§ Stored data
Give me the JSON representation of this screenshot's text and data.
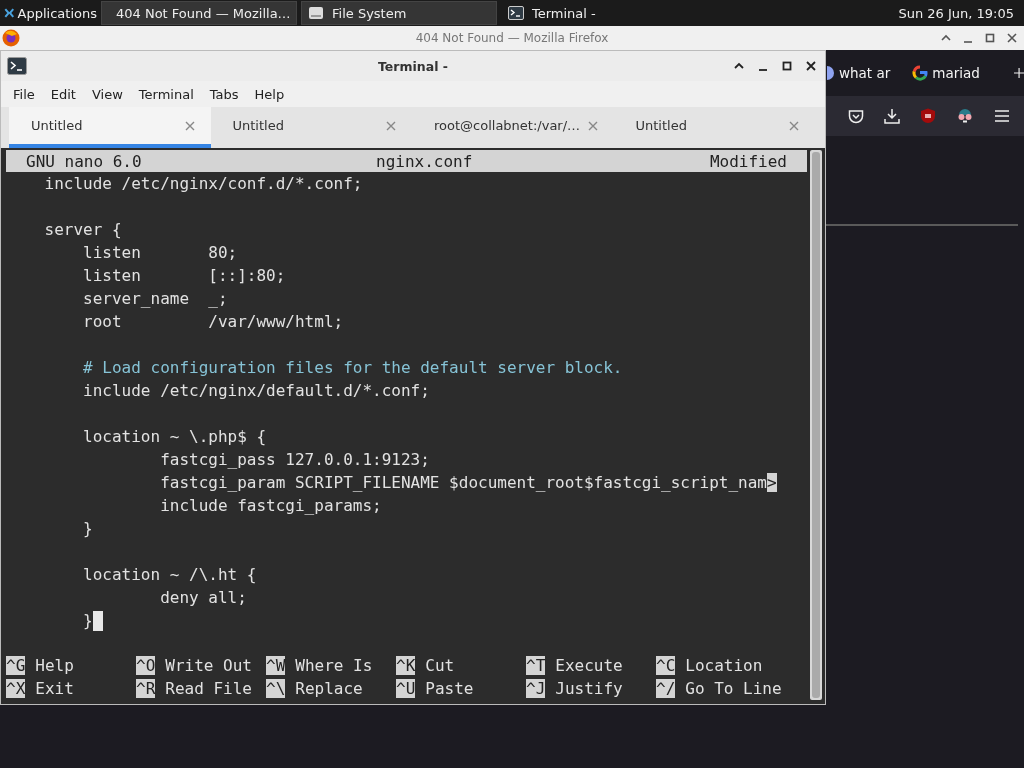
{
  "panel": {
    "menu": "Applications",
    "tasks": [
      {
        "kind": "browser",
        "title": "404 Not Found — Mozilla…",
        "selected": false
      },
      {
        "kind": "drive",
        "title": "File System",
        "selected": false
      },
      {
        "kind": "terminal",
        "title": "Terminal -",
        "selected": true
      }
    ],
    "clock": "Sun 26 Jun, 19:05"
  },
  "browser_window": {
    "title": "404 Not Found — Mozilla Firefox",
    "tabs": [
      {
        "kind": "globe",
        "title": "what ar"
      },
      {
        "kind": "ring",
        "title": "mariad"
      }
    ]
  },
  "terminal_window": {
    "title": "Terminal -",
    "menu": [
      "File",
      "Edit",
      "View",
      "Terminal",
      "Tabs",
      "Help"
    ],
    "tabs": [
      {
        "label": "Untitled",
        "selected": true
      },
      {
        "label": "Untitled",
        "selected": false
      },
      {
        "label": "root@collabnet:/var/…",
        "selected": false
      },
      {
        "label": "Untitled",
        "selected": false
      }
    ],
    "nano": {
      "version": "GNU nano 6.0",
      "filename": "nginx.conf",
      "status": "Modified",
      "lines": [
        {
          "kind": "code",
          "text": "    include /etc/nginx/conf.d/*.conf;",
          "cursor": false
        },
        {
          "kind": "blank",
          "cursor": false
        },
        {
          "kind": "code",
          "text": "    server {",
          "cursor": false
        },
        {
          "kind": "code",
          "text": "        listen       80;",
          "cursor": false
        },
        {
          "kind": "code",
          "text": "        listen       [::]:80;",
          "cursor": false
        },
        {
          "kind": "code",
          "text": "        server_name  _;",
          "cursor": false
        },
        {
          "kind": "code",
          "text": "        root         /var/www/html;",
          "cursor": false
        },
        {
          "kind": "blank",
          "cursor": false
        },
        {
          "kind": "comment",
          "text": "        # Load configuration files for the default server block.",
          "cursor": false
        },
        {
          "kind": "code",
          "text": "        include /etc/nginx/default.d/*.conf;",
          "cursor": false
        },
        {
          "kind": "blank",
          "cursor": false
        },
        {
          "kind": "code",
          "text": "        location ~ \\.php$ {",
          "cursor": false
        },
        {
          "kind": "code",
          "text": "                fastcgi_pass 127.0.0.1:9123;",
          "cursor": false
        },
        {
          "kind": "cut",
          "text": "                fastcgi_param SCRIPT_FILENAME $document_root$fastcgi_script_nam",
          "mark": ">",
          "cursor": false
        },
        {
          "kind": "code",
          "text": "                include fastcgi_params;",
          "cursor": false
        },
        {
          "kind": "code",
          "text": "        }",
          "cursor": false
        },
        {
          "kind": "blank",
          "cursor": false
        },
        {
          "kind": "code",
          "text": "        location ~ /\\.ht {",
          "cursor": false
        },
        {
          "kind": "code",
          "text": "                deny all;",
          "cursor": false
        },
        {
          "kind": "code",
          "text": "        }",
          "cursor": true
        },
        {
          "kind": "blank",
          "cursor": false
        }
      ],
      "shortcuts": [
        {
          "key": "^G",
          "label": "Help"
        },
        {
          "key": "^O",
          "label": "Write Out"
        },
        {
          "key": "^W",
          "label": "Where Is"
        },
        {
          "key": "^K",
          "label": "Cut"
        },
        {
          "key": "^T",
          "label": "Execute"
        },
        {
          "key": "^C",
          "label": "Location"
        },
        {
          "key": "^X",
          "label": "Exit"
        },
        {
          "key": "^R",
          "label": "Read File"
        },
        {
          "key": "^\\",
          "label": "Replace"
        },
        {
          "key": "^U",
          "label": "Paste"
        },
        {
          "key": "^J",
          "label": "Justify"
        },
        {
          "key": "^/",
          "label": "Go To Line"
        }
      ]
    }
  }
}
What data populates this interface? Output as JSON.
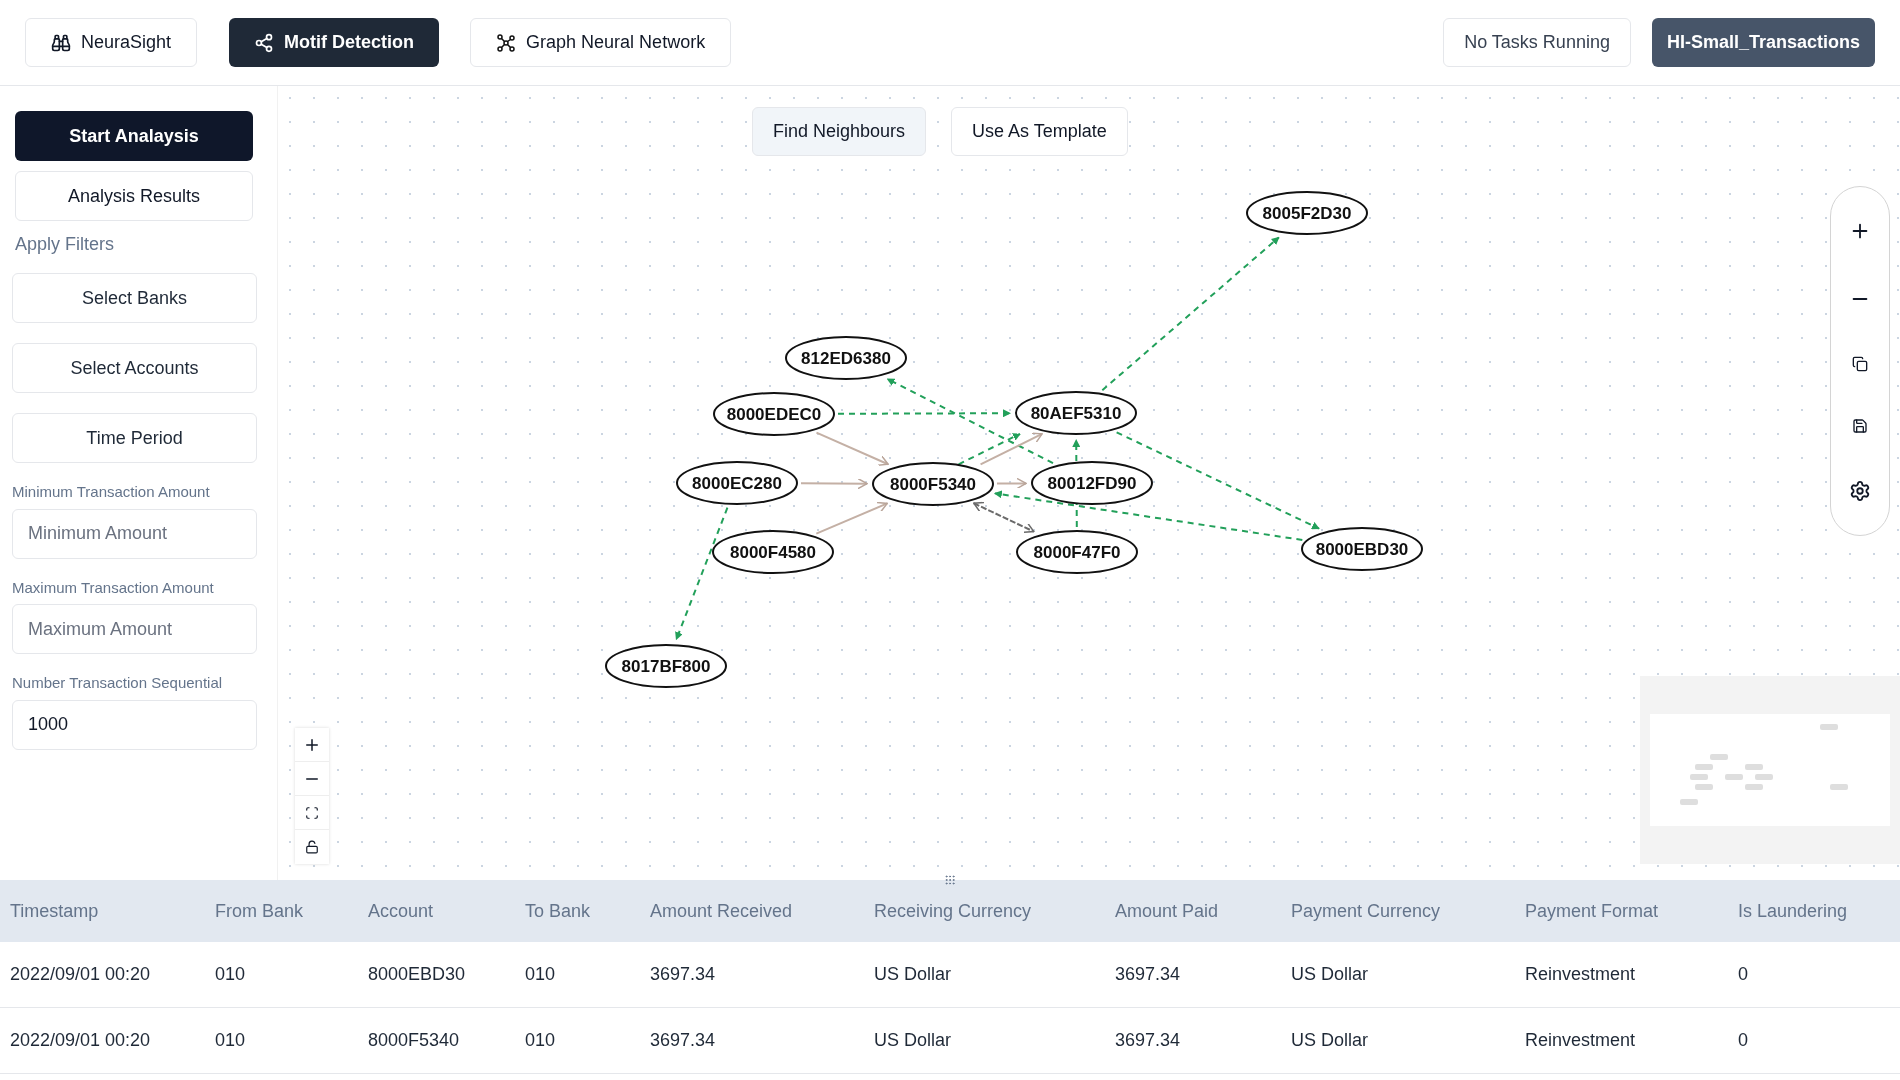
{
  "nav": {
    "brand": "NeuraSight",
    "tabs": [
      {
        "label": "Motif Detection",
        "selected": true
      },
      {
        "label": "Graph Neural Network",
        "selected": false
      }
    ],
    "status": "No Tasks Running",
    "dataset": "HI-Small_Transactions"
  },
  "sidebar": {
    "primary_button": "Start Analaysis",
    "results_button": "Analysis Results",
    "filters_heading": "Apply Filters",
    "filter_buttons": [
      "Select Banks",
      "Select Accounts",
      "Time Period"
    ],
    "fields": [
      {
        "label": "Minimum Transaction Amount",
        "placeholder": "Minimum Amount"
      },
      {
        "label": "Maximum Transaction Amount",
        "placeholder": "Maximum Amount"
      },
      {
        "label": "Number Transaction Sequential",
        "value": "1000"
      }
    ]
  },
  "canvas": {
    "actions": [
      {
        "label": "Find Neighbours",
        "selected": true
      },
      {
        "label": "Use As Template",
        "selected": false
      }
    ],
    "nodes": [
      "8005F2D30",
      "812ED6380",
      "8000EDEC0",
      "80AEF5310",
      "8000EC280",
      "8000F5340",
      "80012FD90",
      "8000F4580",
      "8000F47F0",
      "8000EBD30",
      "8017BF800"
    ],
    "edges": [
      {
        "kind": "suggested"
      },
      {
        "kind": "suggested"
      },
      {
        "kind": "suggested"
      },
      {
        "kind": "suggested"
      },
      {
        "kind": "suggested"
      },
      {
        "kind": "suggested"
      },
      {
        "kind": "suggested"
      },
      {
        "kind": "suggested"
      },
      {
        "kind": "transaction"
      },
      {
        "kind": "transaction"
      },
      {
        "kind": "transaction"
      },
      {
        "kind": "transaction"
      },
      {
        "kind": "transaction"
      },
      {
        "kind": "mutual"
      }
    ]
  },
  "table": {
    "columns": [
      "Timestamp",
      "From Bank",
      "Account",
      "To Bank",
      "Amount Received",
      "Receiving Currency",
      "Amount Paid",
      "Payment Currency",
      "Payment Format",
      "Is Laundering"
    ],
    "rows": [
      [
        "2022/09/01 00:20",
        "010",
        "8000EBD30",
        "010",
        "3697.34",
        "US Dollar",
        "3697.34",
        "US Dollar",
        "Reinvestment",
        "0"
      ],
      [
        "2022/09/01 00:20",
        "010",
        "8000F5340",
        "010",
        "3697.34",
        "US Dollar",
        "3697.34",
        "US Dollar",
        "Reinvestment",
        "0"
      ]
    ]
  }
}
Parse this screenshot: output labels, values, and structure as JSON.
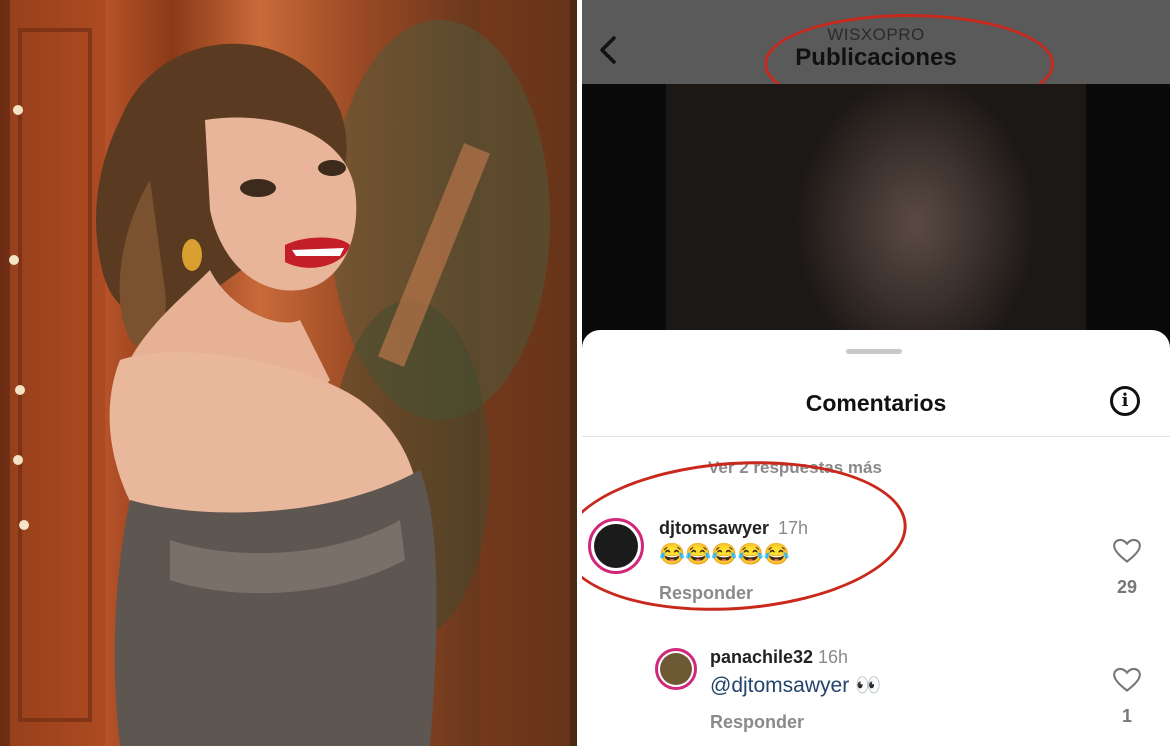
{
  "header": {
    "kicker": "WISXOPRO",
    "title": "Publicaciones"
  },
  "sheet": {
    "title": "Comentarios",
    "view_more": "Ver 2 respuestas más"
  },
  "comments": [
    {
      "username": "djtomsawyer",
      "time": "17h",
      "text": "😂😂😂😂😂",
      "reply_label": "Responder",
      "likes": "29"
    },
    {
      "username": "panachile32",
      "time": "16h",
      "mention": "@djtomsawyer",
      "text": " 👀",
      "reply_label": "Responder",
      "likes": "1"
    }
  ],
  "colors": {
    "annotation_red": "#c9281c",
    "story_ring": "#d0287a",
    "mention_blue": "#23446b"
  }
}
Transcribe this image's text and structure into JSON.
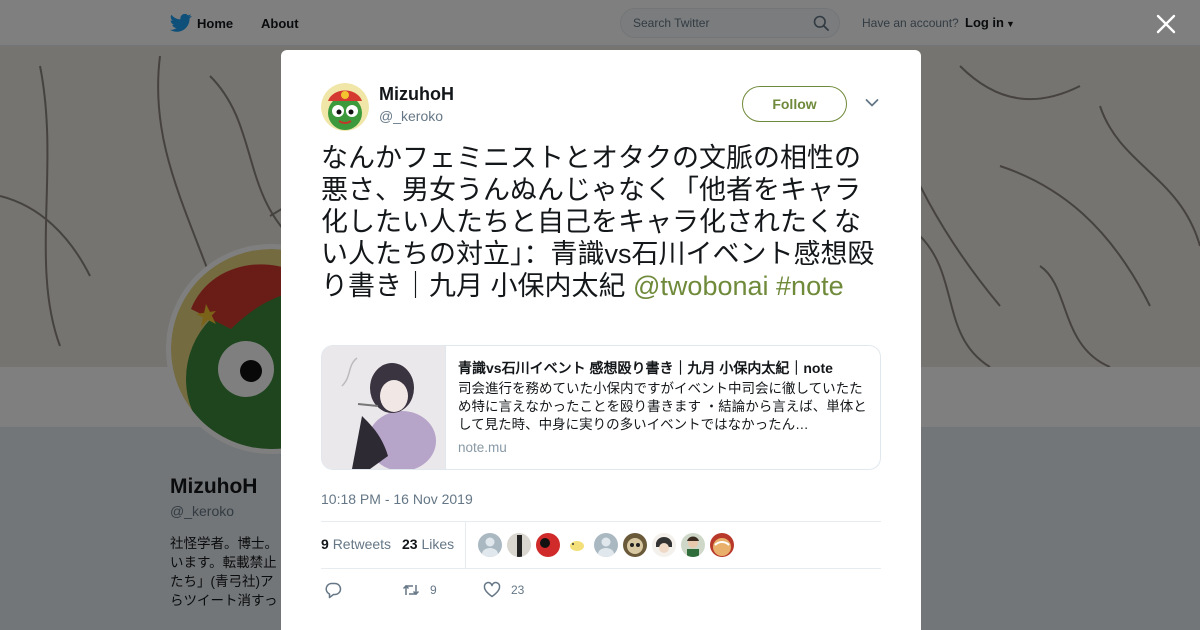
{
  "nav": {
    "home": "Home",
    "about": "About",
    "search_placeholder": "Search Twitter",
    "account_prompt": "Have an account?",
    "login": "Log in"
  },
  "profile": {
    "name": "MizuhoH",
    "handle": "@_keroko",
    "bio": "社怪学者。博士。\nいます。転載禁止\nたち」(青弓社)ア\nらツイート消すっ"
  },
  "tweet": {
    "author_name": "MizuhoH",
    "author_handle": "@_keroko",
    "follow_label": "Follow",
    "text": "なんかフェミニストとオタクの文脈の相性の悪さ、男女うんぬんじゃなく「他者をキャラ化したい人たちと自己をキャラ化されたくない人たちの対立」：青識vs石川イベント感想殴り書き｜九月 小保内太紀 ",
    "mention": "@twobonai",
    "hashtag": "#note",
    "card": {
      "title": "青識vs石川イベント 感想殴り書き｜九月 小保内太紀｜note",
      "description": "司会進行を務めていた小保内ですがイベント中司会に徹していたため特に言えなかったことを殴り書きます ・結論から言えば、単体として見た時、中身に実りの多いイベントではなかったん…",
      "domain": "note.mu"
    },
    "timestamp": "10:18 PM - 16 Nov 2019",
    "retweets": "9",
    "retweets_label": "Retweets",
    "likes": "23",
    "likes_label": "Likes",
    "actions": {
      "retweet_count": "9",
      "like_count": "23"
    }
  },
  "colors": {
    "accent": "#6f8a3b",
    "secondary_text": "#657786",
    "twitter_blue": "#1da1f2"
  }
}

§ Given request
From the line containing "Transcribe this image's" to the end of the data above, give those lines again verbatim, with both endpoints included and no images.

§ The answer
Transcribe this image's text and structure into JSON.
{
  "nav": {
    "home": "Home",
    "about": "About",
    "search_placeholder": "Search Twitter",
    "account_prompt": "Have an account?",
    "login": "Log in"
  },
  "profile": {
    "name": "MizuhoH",
    "handle": "@_keroko",
    "bio": "社怪学者。博士。\nいます。転載禁止\nたち」(青弓社)ア\nらツイート消すっ"
  },
  "tweet": {
    "author_name": "MizuhoH",
    "author_handle": "@_keroko",
    "follow_label": "Follow",
    "text": "なんかフェミニストとオタクの文脈の相性の悪さ、男女うんぬんじゃなく「他者をキャラ化したい人たちと自己をキャラ化されたくない人たちの対立」：青識vs石川イベント感想殴り書き｜九月 小保内太紀 ",
    "mention": "@twobonai",
    "hashtag": "#note",
    "card": {
      "title": "青識vs石川イベント 感想殴り書き｜九月 小保内太紀｜note",
      "description": "司会進行を務めていた小保内ですがイベント中司会に徹していたため特に言えなかったことを殴り書きます ・結論から言えば、単体として見た時、中身に実りの多いイベントではなかったん…",
      "domain": "note.mu"
    },
    "timestamp": "10:18 PM - 16 Nov 2019",
    "retweets": "9",
    "retweets_label": "Retweets",
    "likes": "23",
    "likes_label": "Likes",
    "actions": {
      "retweet_count": "9",
      "like_count": "23"
    }
  },
  "colors": {
    "accent": "#6f8a3b",
    "secondary_text": "#657786",
    "twitter_blue": "#1da1f2"
  }
}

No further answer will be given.